Written request: Both the line containing "Extract all readable text from this page." and the last line of the listing are included: write out exactly the lines from one to the other.

(Data records)

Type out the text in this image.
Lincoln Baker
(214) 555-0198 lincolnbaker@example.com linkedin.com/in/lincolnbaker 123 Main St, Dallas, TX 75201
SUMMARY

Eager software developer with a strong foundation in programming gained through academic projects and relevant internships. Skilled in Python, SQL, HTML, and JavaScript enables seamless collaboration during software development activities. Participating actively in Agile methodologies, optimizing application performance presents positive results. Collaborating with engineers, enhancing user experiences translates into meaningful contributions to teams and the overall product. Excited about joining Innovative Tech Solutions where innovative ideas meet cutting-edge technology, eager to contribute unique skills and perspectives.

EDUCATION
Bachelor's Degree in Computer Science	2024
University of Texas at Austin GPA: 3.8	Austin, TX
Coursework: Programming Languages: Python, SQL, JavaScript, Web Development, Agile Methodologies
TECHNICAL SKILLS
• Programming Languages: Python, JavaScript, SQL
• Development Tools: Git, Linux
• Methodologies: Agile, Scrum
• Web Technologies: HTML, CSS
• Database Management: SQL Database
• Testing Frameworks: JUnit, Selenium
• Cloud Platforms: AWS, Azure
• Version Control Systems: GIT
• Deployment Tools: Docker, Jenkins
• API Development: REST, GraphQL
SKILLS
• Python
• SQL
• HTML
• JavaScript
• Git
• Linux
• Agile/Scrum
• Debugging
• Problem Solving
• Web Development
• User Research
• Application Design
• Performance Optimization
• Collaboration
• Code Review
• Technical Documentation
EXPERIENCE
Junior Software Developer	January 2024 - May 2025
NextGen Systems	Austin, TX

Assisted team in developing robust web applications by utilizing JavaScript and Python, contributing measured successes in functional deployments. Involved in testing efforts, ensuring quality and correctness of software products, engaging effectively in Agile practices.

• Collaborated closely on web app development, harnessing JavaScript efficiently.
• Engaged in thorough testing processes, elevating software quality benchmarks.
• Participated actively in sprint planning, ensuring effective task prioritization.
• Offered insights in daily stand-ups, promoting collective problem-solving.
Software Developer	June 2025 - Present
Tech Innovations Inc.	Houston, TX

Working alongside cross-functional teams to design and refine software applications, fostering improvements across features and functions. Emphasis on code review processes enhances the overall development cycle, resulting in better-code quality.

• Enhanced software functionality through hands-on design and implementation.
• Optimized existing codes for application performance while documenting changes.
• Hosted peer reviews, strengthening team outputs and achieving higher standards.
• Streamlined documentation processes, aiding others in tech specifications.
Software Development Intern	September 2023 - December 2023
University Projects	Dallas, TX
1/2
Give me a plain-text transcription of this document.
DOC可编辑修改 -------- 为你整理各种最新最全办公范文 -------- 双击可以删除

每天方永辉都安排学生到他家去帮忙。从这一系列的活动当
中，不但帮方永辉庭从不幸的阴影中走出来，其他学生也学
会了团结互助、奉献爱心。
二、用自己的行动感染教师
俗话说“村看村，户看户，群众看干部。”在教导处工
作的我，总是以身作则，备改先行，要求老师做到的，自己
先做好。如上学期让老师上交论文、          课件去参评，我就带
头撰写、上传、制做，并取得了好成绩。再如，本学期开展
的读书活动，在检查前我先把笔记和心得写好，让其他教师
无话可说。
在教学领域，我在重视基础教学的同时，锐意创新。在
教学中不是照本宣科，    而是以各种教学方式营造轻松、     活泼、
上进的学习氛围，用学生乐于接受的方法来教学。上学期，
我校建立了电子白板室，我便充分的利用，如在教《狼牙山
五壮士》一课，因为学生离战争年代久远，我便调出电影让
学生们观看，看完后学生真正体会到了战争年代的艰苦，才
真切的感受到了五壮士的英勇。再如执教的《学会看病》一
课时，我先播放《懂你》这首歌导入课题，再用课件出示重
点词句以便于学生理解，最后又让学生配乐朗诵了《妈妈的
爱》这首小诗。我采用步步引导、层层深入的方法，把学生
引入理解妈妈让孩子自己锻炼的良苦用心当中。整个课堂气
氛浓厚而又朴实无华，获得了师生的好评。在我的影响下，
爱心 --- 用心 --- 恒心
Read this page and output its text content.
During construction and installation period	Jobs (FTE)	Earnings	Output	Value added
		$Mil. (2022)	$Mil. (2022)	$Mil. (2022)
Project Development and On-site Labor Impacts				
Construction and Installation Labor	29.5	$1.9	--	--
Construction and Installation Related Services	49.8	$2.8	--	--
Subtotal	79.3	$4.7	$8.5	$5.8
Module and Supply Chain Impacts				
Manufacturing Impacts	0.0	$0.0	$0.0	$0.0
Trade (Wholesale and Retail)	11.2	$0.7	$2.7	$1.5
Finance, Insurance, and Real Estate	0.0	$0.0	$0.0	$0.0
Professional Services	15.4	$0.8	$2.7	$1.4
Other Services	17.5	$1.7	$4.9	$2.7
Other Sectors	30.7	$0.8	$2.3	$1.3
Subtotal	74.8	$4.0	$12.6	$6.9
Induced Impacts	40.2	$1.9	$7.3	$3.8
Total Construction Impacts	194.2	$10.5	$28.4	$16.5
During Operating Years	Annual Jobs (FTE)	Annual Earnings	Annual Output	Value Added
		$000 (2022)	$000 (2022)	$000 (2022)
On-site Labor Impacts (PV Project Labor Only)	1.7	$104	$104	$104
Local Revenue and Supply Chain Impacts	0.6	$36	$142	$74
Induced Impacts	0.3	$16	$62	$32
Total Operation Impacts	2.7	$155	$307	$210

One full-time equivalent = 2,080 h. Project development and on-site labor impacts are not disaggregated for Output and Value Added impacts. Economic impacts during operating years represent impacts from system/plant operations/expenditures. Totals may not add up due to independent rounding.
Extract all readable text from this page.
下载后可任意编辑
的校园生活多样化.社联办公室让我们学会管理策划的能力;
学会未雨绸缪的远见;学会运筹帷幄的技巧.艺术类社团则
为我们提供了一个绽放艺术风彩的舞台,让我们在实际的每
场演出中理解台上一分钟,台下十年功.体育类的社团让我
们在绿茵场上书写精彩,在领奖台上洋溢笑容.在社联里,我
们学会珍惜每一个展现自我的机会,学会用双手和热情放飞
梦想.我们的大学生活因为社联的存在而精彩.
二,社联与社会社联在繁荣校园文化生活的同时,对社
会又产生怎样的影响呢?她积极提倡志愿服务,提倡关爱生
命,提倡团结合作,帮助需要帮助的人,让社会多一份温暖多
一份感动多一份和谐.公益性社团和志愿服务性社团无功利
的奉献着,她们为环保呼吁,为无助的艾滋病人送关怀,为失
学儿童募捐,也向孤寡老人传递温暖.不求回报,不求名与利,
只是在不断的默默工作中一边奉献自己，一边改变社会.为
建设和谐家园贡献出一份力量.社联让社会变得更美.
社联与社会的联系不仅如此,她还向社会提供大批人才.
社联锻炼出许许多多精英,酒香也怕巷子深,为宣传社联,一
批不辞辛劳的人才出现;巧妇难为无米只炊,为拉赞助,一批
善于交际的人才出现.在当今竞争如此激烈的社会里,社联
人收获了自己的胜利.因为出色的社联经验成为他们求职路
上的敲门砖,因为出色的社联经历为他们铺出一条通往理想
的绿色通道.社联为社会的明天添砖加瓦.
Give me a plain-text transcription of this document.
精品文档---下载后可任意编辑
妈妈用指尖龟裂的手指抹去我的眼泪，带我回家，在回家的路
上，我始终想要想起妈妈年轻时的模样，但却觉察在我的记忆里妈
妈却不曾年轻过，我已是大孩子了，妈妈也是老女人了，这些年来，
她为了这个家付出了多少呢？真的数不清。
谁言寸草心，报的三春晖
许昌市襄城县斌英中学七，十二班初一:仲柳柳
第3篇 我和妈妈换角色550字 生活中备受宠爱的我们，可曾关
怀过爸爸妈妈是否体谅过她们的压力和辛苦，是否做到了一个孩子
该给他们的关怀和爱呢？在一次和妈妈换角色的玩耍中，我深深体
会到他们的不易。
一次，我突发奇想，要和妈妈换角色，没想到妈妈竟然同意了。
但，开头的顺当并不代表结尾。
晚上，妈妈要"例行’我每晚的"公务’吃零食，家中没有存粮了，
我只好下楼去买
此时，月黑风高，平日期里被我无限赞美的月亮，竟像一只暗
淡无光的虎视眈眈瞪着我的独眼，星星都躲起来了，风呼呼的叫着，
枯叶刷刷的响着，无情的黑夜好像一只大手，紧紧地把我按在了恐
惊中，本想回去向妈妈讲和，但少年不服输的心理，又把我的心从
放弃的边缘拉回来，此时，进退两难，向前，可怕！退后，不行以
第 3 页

Result of this task:
Extract all readable text from this page.
下载后可任意编辑
的校园生活多样化.社联办公室让我们学会管理策划的能力;
学会未雨绸缪的远见;学会运筹帷幄的技巧.艺术类社团则
为我们提供了一个绽放艺术风彩的舞台,让我们在实际的每
场演出中理解台上一分钟,台下十年功.体育类的社团让我
们在绿茵场上书写精彩,在领奖台上洋溢笑容.在社联里,我
们学会珍惜每一个展现自我的机会,学会用双手和热情放飞
梦想.我们的大学生活因为社联的存在而精彩.
二,社联与社会社联在繁荣校园文化生活的同时,对社
会又产生怎样的影响呢?她积极提倡志愿服务,提倡关爱生
命,提倡团结合作,帮助需要帮助的人,让社会多一份温暖多
一份感动多一份和谐.公益性社团和志愿服务性社团无功利
的奉献着,她们为环保呼吁,为无助的艾滋病人送关怀,为失
学儿童募捐,也向孤寡老人传递温暖.不求回报,不求名与利,
只是在不断的默默工作中一边奉献自己，一边改变社会.为
建设和谐家园贡献出一份力量.社联让社会变得更美.
社联与社会的联系不仅如此,她还向社会提供大批人才.
社联锻炼出许许多多精英,酒香也怕巷子深,为宣传社联,一
批不辞辛劳的人才出现;巧妇难为无米只炊,为拉赞助,一批
善于交际的人才出现.在当今竞争如此激烈的社会里,社联
人收获了自己的胜利.因为出色的社联经验成为他们求职路
上的敲门砖,因为出色的社联经历为他们铺出一条通往理想
的绿色通道.社联为社会的明天添砖加瓦.
Give me a plain-text transcription of this document.
精品文档---下载后可任意编辑
妈妈用指尖龟裂的手指抹去我的眼泪，带我回家，在回家的路
上，我始终想要想起妈妈年轻时的模样，但却觉察在我的记忆里妈
妈却不曾年轻过，我已是大孩子了，妈妈也是老女人了，这些年来，
她为了这个家付出了多少呢？真的数不清。
谁言寸草心，报的三春晖
许昌市襄城县斌英中学七，十二班初一:仲柳柳
第3篇 我和妈妈换角色550字 生活中备受宠爱的我们，可曾关
怀过爸爸妈妈是否体谅过她们的压力和辛苦，是否做到了一个孩子
该给他们的关怀和爱呢？在一次和妈妈换角色的玩耍中，我深深体
会到他们的不易。
一次，我突发奇想，要和妈妈换角色，没想到妈妈竟然同意了。
但，开头的顺当并不代表结尾。
晚上，妈妈要"例行’我每晚的"公务’吃零食，家中没有存粮了，
我只好下楼去买
此时，月黑风高，平日期里被我无限赞美的月亮，竟像一只暗
淡无光的虎视眈眈瞪着我的独眼，星星都躲起来了，风呼呼的叫着，
枯叶刷刷的响着，无情的黑夜好像一只大手，紧紧地把我按在了恐
惊中，本想回去向妈妈讲和，但少年不服输的心理，又把我的心从
放弃的边缘拉回来，此时，进退两难，向前，可怕！退后，不行以
第 3 页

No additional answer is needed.